● **INSTRUCTION**: Transcribe the entries below exactly; leave every image out.

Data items
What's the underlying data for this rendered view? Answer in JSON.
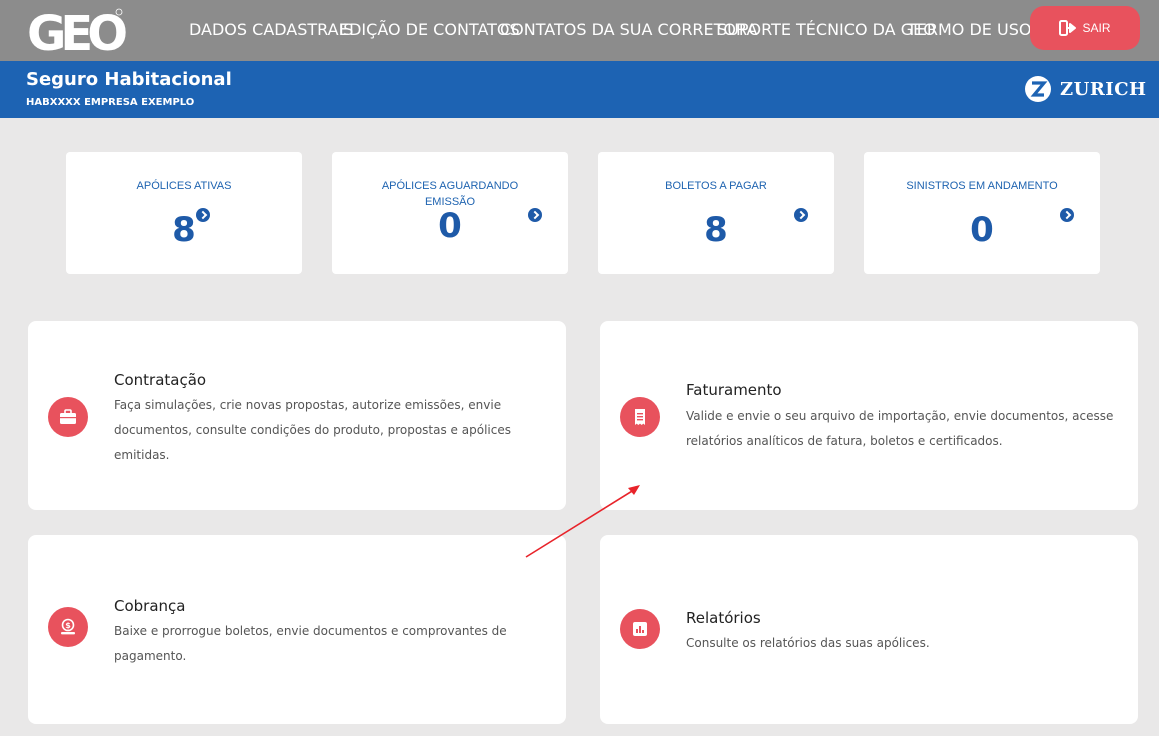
{
  "nav": {
    "logo_text": "GEO",
    "items": [
      "DADOS CADASTRAIS",
      "EDIÇÃO DE CONTATOS",
      "CONTATOS DA SUA CORRETORA",
      "SUPORTE TÉCNICO DA GEO",
      "TERMO DE USO"
    ],
    "logout_label": "SAIR"
  },
  "header": {
    "title": "Seguro Habitacional",
    "company_code": "HABXXXX",
    "company_name": "EMPRESA EXEMPLO",
    "brand": "ZURICH"
  },
  "stats": [
    {
      "label": "APÓLICES ATIVAS",
      "value": "8"
    },
    {
      "label": "APÓLICES AGUARDANDO EMISSÃO",
      "value": "0"
    },
    {
      "label": "BOLETOS A PAGAR",
      "value": "8"
    },
    {
      "label": "SINISTROS EM ANDAMENTO",
      "value": "0"
    }
  ],
  "cards": {
    "contratacao": {
      "title": "Contratação",
      "description": "Faça simulações, crie novas propostas, autorize emissões, envie documentos, consulte condições do produto, propostas e apólices emitidas."
    },
    "faturamento": {
      "title": "Faturamento",
      "description": "Valide e envie o seu arquivo de importação, envie documentos, acesse relatórios analíticos de fatura, boletos e certificados."
    },
    "cobranca": {
      "title": "Cobrança",
      "description": "Baixe e prorrogue boletos, envie documentos e comprovantes de pagamento."
    },
    "relatorios": {
      "title": "Relatórios",
      "description": "Consulte os relatórios das suas apólices."
    }
  },
  "colors": {
    "topbar": "#8c8c8c",
    "header_blue": "#1d63b3",
    "accent_red": "#e8525d",
    "stat_blue": "#1e5aa8",
    "background": "#e9e8e8"
  }
}
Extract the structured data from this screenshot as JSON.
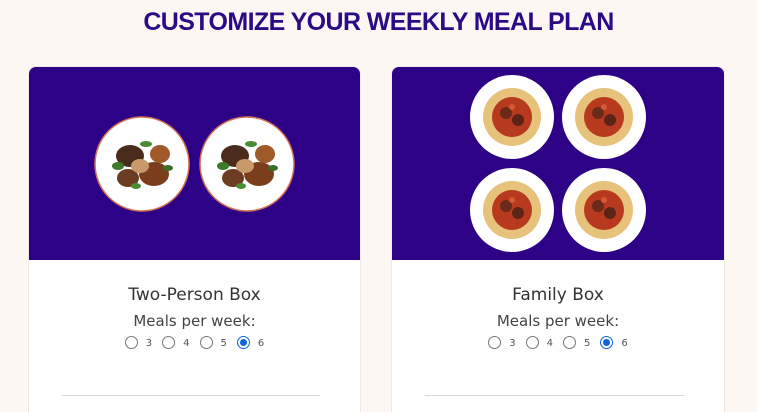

● **IN RESPONSE**:
What's the underlying data for this rendered view? Answer in JSON.
{
  "nav": {
    "logo_text": "GEO",
    "items": [
      "DADOS CADASTRAIS",
      "EDIÇÃO DE CONTATOS",
      "CONTATOS DA SUA CORRETORA",
      "SUPORTE TÉCNICO DA GEO",
      "TERMO DE USO"
    ],
    "logout_label": "SAIR"
  },
  "header": {
    "title": "Seguro Habitacional",
    "company_code": "HABXXXX",
    "company_name": "EMPRESA EXEMPLO",
    "brand": "ZURICH"
  },
  "stats": [
    {
      "label": "APÓLICES ATIVAS",
      "value": "8"
    },
    {
      "label": "APÓLICES AGUARDANDO EMISSÃO",
      "value": "0"
    },
    {
      "label": "BOLETOS A PAGAR",
      "value": "8"
    },
    {
      "label": "SINISTROS EM ANDAMENTO",
      "value": "0"
    }
  ],
  "cards": {
    "contratacao": {
      "title": "Contratação",
      "description": "Faça simulações, crie novas propostas, autorize emissões, envie documentos, consulte condições do produto, propostas e apólices emitidas."
    },
    "faturamento": {
      "title": "Faturamento",
      "description": "Valide e envie o seu arquivo de importação, envie documentos, acesse relatórios analíticos de fatura, boletos e certificados."
    },
    "cobranca": {
      "title": "Cobrança",
      "description": "Baixe e prorrogue boletos, envie documentos e comprovantes de pagamento."
    },
    "relatorios": {
      "title": "Relatórios",
      "description": "Consulte os relatórios das suas apólices."
    }
  },
  "colors": {
    "topbar": "#8c8c8c",
    "header_blue": "#1d63b3",
    "accent_red": "#e8525d",
    "stat_blue": "#1e5aa8",
    "background": "#e9e8e8"
  }
}
Extract the structured data from this screenshot as JSON.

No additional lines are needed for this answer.